◆ **Entries supplied**
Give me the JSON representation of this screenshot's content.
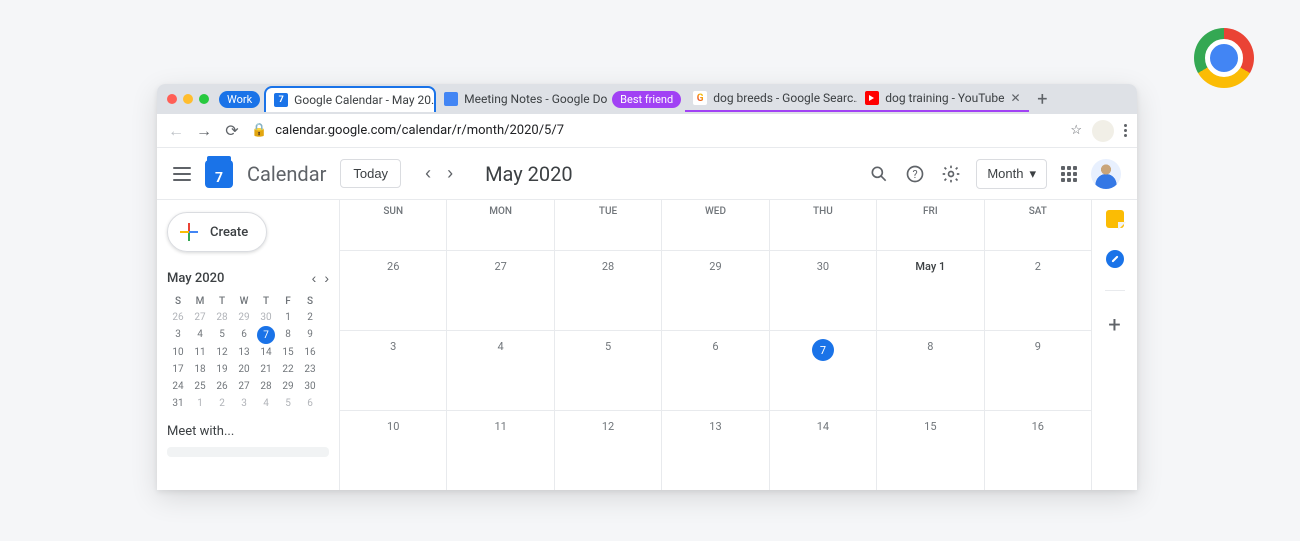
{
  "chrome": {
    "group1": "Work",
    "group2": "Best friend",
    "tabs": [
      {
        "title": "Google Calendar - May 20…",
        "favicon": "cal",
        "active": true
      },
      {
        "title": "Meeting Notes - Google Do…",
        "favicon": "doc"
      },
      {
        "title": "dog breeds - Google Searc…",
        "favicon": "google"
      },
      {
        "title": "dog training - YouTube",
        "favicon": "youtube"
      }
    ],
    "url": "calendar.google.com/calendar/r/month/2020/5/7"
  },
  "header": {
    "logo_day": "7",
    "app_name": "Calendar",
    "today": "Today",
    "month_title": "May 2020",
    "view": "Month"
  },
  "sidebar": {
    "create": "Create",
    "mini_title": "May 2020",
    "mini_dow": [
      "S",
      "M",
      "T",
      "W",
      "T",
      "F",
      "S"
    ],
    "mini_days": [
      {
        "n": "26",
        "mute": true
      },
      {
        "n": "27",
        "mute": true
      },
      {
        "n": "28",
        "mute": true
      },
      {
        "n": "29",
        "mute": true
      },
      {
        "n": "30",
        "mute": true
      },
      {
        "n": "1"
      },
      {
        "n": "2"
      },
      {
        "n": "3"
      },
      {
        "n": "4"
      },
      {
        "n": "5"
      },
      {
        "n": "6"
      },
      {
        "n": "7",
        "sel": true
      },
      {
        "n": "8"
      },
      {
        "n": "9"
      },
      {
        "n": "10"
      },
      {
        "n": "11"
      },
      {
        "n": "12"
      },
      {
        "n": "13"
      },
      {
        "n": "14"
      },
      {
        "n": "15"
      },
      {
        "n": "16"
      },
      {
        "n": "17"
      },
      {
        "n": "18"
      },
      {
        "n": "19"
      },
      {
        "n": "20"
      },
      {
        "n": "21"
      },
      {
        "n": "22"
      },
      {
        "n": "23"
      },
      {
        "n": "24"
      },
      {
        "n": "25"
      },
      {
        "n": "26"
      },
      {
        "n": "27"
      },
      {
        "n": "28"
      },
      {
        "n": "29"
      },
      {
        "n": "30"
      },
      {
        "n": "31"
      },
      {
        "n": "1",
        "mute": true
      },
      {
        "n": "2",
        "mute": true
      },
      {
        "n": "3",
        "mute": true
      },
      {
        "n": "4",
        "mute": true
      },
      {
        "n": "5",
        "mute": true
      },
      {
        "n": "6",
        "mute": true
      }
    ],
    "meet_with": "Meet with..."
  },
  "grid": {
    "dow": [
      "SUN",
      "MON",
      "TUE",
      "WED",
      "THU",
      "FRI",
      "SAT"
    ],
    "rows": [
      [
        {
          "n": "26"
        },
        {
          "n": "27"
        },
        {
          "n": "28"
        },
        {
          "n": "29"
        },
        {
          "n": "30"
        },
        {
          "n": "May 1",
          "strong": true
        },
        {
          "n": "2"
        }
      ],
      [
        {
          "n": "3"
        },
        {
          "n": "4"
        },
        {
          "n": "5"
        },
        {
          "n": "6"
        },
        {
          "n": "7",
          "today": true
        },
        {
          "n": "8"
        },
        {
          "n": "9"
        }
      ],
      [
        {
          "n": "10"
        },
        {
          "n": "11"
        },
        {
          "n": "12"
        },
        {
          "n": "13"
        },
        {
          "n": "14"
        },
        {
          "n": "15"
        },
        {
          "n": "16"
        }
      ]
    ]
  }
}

◆ **The problem**
Repeat the listing in full and exactly. Do not include any images.

◆ **Task result**
Give me the JSON representation of this screenshot's content.
{
  "chrome": {
    "group1": "Work",
    "group2": "Best friend",
    "tabs": [
      {
        "title": "Google Calendar - May 20…",
        "favicon": "cal",
        "active": true
      },
      {
        "title": "Meeting Notes - Google Do…",
        "favicon": "doc"
      },
      {
        "title": "dog breeds - Google Searc…",
        "favicon": "google"
      },
      {
        "title": "dog training - YouTube",
        "favicon": "youtube"
      }
    ],
    "url": "calendar.google.com/calendar/r/month/2020/5/7"
  },
  "header": {
    "logo_day": "7",
    "app_name": "Calendar",
    "today": "Today",
    "month_title": "May 2020",
    "view": "Month"
  },
  "sidebar": {
    "create": "Create",
    "mini_title": "May 2020",
    "mini_dow": [
      "S",
      "M",
      "T",
      "W",
      "T",
      "F",
      "S"
    ],
    "mini_days": [
      {
        "n": "26",
        "mute": true
      },
      {
        "n": "27",
        "mute": true
      },
      {
        "n": "28",
        "mute": true
      },
      {
        "n": "29",
        "mute": true
      },
      {
        "n": "30",
        "mute": true
      },
      {
        "n": "1"
      },
      {
        "n": "2"
      },
      {
        "n": "3"
      },
      {
        "n": "4"
      },
      {
        "n": "5"
      },
      {
        "n": "6"
      },
      {
        "n": "7",
        "sel": true
      },
      {
        "n": "8"
      },
      {
        "n": "9"
      },
      {
        "n": "10"
      },
      {
        "n": "11"
      },
      {
        "n": "12"
      },
      {
        "n": "13"
      },
      {
        "n": "14"
      },
      {
        "n": "15"
      },
      {
        "n": "16"
      },
      {
        "n": "17"
      },
      {
        "n": "18"
      },
      {
        "n": "19"
      },
      {
        "n": "20"
      },
      {
        "n": "21"
      },
      {
        "n": "22"
      },
      {
        "n": "23"
      },
      {
        "n": "24"
      },
      {
        "n": "25"
      },
      {
        "n": "26"
      },
      {
        "n": "27"
      },
      {
        "n": "28"
      },
      {
        "n": "29"
      },
      {
        "n": "30"
      },
      {
        "n": "31"
      },
      {
        "n": "1",
        "mute": true
      },
      {
        "n": "2",
        "mute": true
      },
      {
        "n": "3",
        "mute": true
      },
      {
        "n": "4",
        "mute": true
      },
      {
        "n": "5",
        "mute": true
      },
      {
        "n": "6",
        "mute": true
      }
    ],
    "meet_with": "Meet with..."
  },
  "grid": {
    "dow": [
      "SUN",
      "MON",
      "TUE",
      "WED",
      "THU",
      "FRI",
      "SAT"
    ],
    "rows": [
      [
        {
          "n": "26"
        },
        {
          "n": "27"
        },
        {
          "n": "28"
        },
        {
          "n": "29"
        },
        {
          "n": "30"
        },
        {
          "n": "May 1",
          "strong": true
        },
        {
          "n": "2"
        }
      ],
      [
        {
          "n": "3"
        },
        {
          "n": "4"
        },
        {
          "n": "5"
        },
        {
          "n": "6"
        },
        {
          "n": "7",
          "today": true
        },
        {
          "n": "8"
        },
        {
          "n": "9"
        }
      ],
      [
        {
          "n": "10"
        },
        {
          "n": "11"
        },
        {
          "n": "12"
        },
        {
          "n": "13"
        },
        {
          "n": "14"
        },
        {
          "n": "15"
        },
        {
          "n": "16"
        }
      ]
    ]
  }
}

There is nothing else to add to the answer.